[THE RECORDS]:
* * *

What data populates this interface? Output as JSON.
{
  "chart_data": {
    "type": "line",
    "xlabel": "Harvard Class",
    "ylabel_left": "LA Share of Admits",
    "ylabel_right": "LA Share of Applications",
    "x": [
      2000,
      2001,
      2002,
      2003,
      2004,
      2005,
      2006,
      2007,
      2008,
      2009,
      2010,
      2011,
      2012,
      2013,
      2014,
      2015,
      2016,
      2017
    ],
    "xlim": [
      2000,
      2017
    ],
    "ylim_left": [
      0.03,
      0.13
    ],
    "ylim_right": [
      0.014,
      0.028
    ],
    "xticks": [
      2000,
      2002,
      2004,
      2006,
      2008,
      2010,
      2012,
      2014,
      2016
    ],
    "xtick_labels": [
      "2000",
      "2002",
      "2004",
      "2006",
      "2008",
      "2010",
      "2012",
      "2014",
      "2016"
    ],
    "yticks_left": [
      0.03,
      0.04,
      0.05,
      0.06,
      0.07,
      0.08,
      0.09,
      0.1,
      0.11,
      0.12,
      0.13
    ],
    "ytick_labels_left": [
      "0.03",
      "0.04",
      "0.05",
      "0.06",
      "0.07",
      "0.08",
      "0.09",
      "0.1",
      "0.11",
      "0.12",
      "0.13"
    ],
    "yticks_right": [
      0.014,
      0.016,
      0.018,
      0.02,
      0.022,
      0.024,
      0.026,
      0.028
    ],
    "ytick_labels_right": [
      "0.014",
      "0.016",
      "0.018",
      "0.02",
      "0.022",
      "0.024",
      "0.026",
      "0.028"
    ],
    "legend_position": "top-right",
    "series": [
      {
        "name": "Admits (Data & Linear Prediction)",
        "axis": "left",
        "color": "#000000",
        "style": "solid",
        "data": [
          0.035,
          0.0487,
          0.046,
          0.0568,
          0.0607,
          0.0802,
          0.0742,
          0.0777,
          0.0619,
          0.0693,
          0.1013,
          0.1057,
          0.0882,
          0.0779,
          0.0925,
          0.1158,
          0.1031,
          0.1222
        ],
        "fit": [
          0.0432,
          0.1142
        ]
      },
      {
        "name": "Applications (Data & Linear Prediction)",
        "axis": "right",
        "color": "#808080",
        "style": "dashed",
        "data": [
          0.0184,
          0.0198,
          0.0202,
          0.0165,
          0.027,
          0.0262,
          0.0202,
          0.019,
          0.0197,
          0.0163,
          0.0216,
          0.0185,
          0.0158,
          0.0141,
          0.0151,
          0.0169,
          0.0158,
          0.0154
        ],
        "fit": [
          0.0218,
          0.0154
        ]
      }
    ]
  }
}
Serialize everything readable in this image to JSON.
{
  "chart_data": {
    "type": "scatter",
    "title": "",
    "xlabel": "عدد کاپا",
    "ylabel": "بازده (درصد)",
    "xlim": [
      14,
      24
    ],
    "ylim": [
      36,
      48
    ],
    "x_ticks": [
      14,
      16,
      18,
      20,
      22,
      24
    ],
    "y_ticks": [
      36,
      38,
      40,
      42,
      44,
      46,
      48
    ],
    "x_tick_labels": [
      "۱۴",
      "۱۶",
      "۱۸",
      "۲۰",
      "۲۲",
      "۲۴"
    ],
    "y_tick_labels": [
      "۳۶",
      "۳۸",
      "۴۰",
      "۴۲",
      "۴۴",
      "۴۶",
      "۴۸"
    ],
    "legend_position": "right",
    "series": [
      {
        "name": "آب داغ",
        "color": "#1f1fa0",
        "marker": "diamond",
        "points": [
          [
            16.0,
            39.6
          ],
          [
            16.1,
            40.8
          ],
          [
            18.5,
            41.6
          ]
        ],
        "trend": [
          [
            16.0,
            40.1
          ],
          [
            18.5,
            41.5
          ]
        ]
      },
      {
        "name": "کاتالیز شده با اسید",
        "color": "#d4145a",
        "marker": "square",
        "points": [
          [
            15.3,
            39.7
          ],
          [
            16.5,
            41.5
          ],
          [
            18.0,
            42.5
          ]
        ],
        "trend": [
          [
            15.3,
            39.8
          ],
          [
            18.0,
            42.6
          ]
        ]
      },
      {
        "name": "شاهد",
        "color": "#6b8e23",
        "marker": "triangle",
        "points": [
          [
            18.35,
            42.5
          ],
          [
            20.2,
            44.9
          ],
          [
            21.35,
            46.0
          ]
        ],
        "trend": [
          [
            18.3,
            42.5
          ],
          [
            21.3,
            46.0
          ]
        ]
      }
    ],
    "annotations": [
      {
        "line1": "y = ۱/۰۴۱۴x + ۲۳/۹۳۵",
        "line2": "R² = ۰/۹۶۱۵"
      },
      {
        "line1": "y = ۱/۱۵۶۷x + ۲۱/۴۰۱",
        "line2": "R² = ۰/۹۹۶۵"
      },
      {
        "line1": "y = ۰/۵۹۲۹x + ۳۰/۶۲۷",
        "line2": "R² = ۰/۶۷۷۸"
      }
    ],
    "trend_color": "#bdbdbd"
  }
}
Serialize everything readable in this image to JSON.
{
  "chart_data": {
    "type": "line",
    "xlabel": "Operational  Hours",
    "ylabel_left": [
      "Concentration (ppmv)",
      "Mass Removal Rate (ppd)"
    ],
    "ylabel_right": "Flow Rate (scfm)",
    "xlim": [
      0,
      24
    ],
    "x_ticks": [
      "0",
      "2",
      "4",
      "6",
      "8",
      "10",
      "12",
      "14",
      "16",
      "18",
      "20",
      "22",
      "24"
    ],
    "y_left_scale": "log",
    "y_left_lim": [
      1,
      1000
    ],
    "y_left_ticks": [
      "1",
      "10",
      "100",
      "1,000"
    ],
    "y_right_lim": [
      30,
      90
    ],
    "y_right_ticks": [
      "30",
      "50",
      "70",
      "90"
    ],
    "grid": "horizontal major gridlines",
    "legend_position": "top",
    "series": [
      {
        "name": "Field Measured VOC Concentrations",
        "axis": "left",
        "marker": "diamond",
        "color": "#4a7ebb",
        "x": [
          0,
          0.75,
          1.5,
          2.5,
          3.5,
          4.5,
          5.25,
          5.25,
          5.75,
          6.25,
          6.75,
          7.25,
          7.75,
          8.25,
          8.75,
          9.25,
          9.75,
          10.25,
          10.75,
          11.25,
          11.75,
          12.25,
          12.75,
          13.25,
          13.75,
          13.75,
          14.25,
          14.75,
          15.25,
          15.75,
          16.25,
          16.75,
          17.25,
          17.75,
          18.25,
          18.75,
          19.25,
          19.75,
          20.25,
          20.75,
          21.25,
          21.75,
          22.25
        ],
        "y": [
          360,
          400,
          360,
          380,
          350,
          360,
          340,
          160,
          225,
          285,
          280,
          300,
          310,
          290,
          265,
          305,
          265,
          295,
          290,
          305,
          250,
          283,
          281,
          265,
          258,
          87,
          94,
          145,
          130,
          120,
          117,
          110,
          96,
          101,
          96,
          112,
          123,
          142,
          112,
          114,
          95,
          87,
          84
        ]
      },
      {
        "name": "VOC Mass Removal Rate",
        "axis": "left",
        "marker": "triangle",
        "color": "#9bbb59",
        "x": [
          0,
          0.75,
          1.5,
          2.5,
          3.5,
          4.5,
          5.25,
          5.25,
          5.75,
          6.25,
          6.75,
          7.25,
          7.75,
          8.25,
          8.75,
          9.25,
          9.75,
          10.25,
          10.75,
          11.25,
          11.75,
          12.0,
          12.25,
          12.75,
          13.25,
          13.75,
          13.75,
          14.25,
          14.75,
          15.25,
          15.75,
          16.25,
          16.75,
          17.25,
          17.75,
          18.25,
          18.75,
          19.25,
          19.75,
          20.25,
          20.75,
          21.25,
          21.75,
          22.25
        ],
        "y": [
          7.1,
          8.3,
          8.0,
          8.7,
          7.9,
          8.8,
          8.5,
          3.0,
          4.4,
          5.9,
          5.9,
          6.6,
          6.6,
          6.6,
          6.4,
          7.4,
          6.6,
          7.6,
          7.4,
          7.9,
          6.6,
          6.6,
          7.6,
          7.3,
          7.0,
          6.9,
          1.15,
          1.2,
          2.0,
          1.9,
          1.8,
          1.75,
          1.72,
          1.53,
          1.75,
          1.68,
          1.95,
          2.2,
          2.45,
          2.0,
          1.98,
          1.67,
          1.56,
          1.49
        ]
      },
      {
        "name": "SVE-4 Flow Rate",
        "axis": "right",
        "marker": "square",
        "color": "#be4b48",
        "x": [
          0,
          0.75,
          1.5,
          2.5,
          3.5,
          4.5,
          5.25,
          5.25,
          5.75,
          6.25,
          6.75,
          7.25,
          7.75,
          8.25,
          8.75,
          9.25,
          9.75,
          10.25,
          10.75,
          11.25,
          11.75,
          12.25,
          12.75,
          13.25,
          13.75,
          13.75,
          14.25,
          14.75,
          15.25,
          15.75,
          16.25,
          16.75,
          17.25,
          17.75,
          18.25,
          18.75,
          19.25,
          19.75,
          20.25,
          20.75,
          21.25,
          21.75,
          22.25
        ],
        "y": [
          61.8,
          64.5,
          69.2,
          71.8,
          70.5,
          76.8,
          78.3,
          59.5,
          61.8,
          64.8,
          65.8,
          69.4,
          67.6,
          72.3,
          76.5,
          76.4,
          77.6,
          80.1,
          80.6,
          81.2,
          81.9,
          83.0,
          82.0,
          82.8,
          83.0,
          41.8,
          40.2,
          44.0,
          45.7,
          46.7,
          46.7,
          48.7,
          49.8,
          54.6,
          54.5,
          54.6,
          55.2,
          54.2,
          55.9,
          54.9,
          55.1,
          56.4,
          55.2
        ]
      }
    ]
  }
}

* * *

[REQUIRED TASK]:
From the records above, pull out every line containing the word "Share".

[FULL ANSWER]:
    "ylabel_left": "LA Share of Admits",
    "ylabel_right": "LA Share of Applications",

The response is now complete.